• Element and region data:
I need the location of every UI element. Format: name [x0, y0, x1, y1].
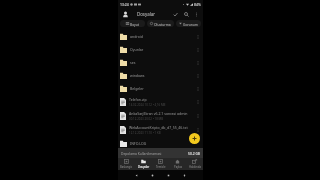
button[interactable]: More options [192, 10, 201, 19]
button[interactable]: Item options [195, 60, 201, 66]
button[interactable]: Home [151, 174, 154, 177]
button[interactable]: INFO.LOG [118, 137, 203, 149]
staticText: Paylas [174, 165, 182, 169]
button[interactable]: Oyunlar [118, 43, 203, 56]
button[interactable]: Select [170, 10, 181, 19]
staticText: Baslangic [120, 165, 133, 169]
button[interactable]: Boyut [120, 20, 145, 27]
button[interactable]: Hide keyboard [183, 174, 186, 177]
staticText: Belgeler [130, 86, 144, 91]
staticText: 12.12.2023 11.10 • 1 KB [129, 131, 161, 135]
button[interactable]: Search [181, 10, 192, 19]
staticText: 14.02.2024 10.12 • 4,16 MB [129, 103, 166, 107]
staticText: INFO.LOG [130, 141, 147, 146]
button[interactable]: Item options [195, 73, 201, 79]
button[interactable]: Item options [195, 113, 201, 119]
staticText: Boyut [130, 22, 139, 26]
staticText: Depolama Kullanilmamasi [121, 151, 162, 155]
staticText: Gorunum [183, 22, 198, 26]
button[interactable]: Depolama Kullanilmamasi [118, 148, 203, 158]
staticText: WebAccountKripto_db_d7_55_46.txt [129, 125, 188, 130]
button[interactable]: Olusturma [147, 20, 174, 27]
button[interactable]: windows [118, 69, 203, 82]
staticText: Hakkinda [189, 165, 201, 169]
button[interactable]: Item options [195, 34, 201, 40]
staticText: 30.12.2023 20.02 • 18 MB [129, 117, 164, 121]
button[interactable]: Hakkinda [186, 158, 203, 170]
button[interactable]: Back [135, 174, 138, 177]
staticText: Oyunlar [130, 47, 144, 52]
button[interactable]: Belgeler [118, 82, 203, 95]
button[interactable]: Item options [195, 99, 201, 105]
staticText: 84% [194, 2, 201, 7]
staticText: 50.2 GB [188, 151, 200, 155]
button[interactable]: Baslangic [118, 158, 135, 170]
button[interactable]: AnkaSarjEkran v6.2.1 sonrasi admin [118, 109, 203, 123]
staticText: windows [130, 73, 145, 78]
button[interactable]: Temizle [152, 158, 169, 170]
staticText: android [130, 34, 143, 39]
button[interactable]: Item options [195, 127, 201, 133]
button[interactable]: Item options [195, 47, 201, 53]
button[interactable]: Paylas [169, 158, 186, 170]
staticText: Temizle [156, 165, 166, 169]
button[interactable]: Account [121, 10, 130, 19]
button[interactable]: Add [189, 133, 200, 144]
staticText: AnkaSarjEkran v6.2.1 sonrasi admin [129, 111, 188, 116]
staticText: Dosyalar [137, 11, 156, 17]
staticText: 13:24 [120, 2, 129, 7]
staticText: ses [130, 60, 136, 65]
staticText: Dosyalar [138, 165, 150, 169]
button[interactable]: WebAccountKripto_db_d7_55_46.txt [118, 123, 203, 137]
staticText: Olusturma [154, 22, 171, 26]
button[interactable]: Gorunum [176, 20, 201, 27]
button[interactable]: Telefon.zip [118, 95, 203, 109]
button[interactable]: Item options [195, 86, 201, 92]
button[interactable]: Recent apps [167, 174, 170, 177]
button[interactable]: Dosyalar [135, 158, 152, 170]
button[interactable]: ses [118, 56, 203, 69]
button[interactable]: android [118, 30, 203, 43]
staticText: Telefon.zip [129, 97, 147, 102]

• What the exercise asks: Can you echo the data above line for line, without the pictures?

• Task answer:
I need the location of every UI element. Format: name [x0, y0, x1, y1].
button[interactable]: More options [192, 10, 201, 19]
button[interactable]: Item options [195, 60, 201, 66]
button[interactable]: Home [151, 174, 154, 177]
button[interactable]: INFO.LOG [118, 137, 203, 149]
staticText: Paylas [174, 165, 182, 169]
button[interactable]: Oyunlar [118, 43, 203, 56]
button[interactable]: Select [170, 10, 181, 19]
staticText: Baslangic [120, 165, 133, 169]
button[interactable]: Boyut [120, 20, 145, 27]
button[interactable]: Hide keyboard [183, 174, 186, 177]
staticText: Belgeler [130, 86, 144, 91]
staticText: 12.12.2023 11.10 • 1 KB [129, 131, 161, 135]
button[interactable]: Search [181, 10, 192, 19]
staticText: 14.02.2024 10.12 • 4,16 MB [129, 103, 166, 107]
staticText: INFO.LOG [130, 141, 147, 146]
button[interactable]: Item options [195, 73, 201, 79]
button[interactable]: Item options [195, 113, 201, 119]
staticText: Boyut [130, 22, 139, 26]
staticText: Depolama Kullanilmamasi [121, 151, 162, 155]
staticText: Gorunum [183, 22, 198, 26]
button[interactable]: Depolama Kullanilmamasi [118, 148, 203, 158]
staticText: WebAccountKripto_db_d7_55_46.txt [129, 125, 188, 130]
button[interactable]: Olusturma [147, 20, 174, 27]
button[interactable]: windows [118, 69, 203, 82]
staticText: Hakkinda [189, 165, 201, 169]
button[interactable]: Item options [195, 34, 201, 40]
staticText: 30.12.2023 20.02 • 18 MB [129, 117, 164, 121]
button[interactable]: Hakkinda [186, 158, 203, 170]
button[interactable]: Back [135, 174, 138, 177]
staticText: Oyunlar [130, 47, 144, 52]
button[interactable]: Belgeler [118, 82, 203, 95]
button[interactable]: Item options [195, 99, 201, 105]
staticText: 84% [194, 2, 201, 7]
staticText: 50.2 GB [188, 151, 200, 155]
button[interactable]: Baslangic [118, 158, 135, 170]
button[interactable]: AnkaSarjEkran v6.2.1 sonrasi admin [118, 109, 203, 123]
staticText: windows [130, 73, 145, 78]
button[interactable]: Temizle [152, 158, 169, 170]
staticText: android [130, 34, 143, 39]
button[interactable]: Item options [195, 127, 201, 133]
button[interactable]: Item options [195, 47, 201, 53]
button[interactable]: Paylas [169, 158, 186, 170]
staticText: Temizle [156, 165, 166, 169]
button[interactable]: Account [121, 10, 130, 19]
button[interactable]: Add [189, 133, 200, 144]
staticText: AnkaSarjEkran v6.2.1 sonrasi admin [129, 111, 188, 116]
staticText: Dosyalar [137, 11, 156, 17]
staticText: 13:24 [120, 2, 129, 7]
staticText: ses [130, 60, 136, 65]
staticText: Dosyalar [138, 165, 150, 169]
button[interactable]: WebAccountKripto_db_d7_55_46.txt [118, 123, 203, 137]
staticText: Olusturma [154, 22, 171, 26]
button[interactable]: Gorunum [176, 20, 201, 27]
button[interactable]: Telefon.zip [118, 95, 203, 109]
button[interactable]: Item options [195, 86, 201, 92]
button[interactable]: Recent apps [167, 174, 170, 177]
button[interactable]: Dosyalar [135, 158, 152, 170]
button[interactable]: ses [118, 56, 203, 69]
button[interactable]: android [118, 30, 203, 43]
staticText: Telefon.zip [129, 97, 147, 102]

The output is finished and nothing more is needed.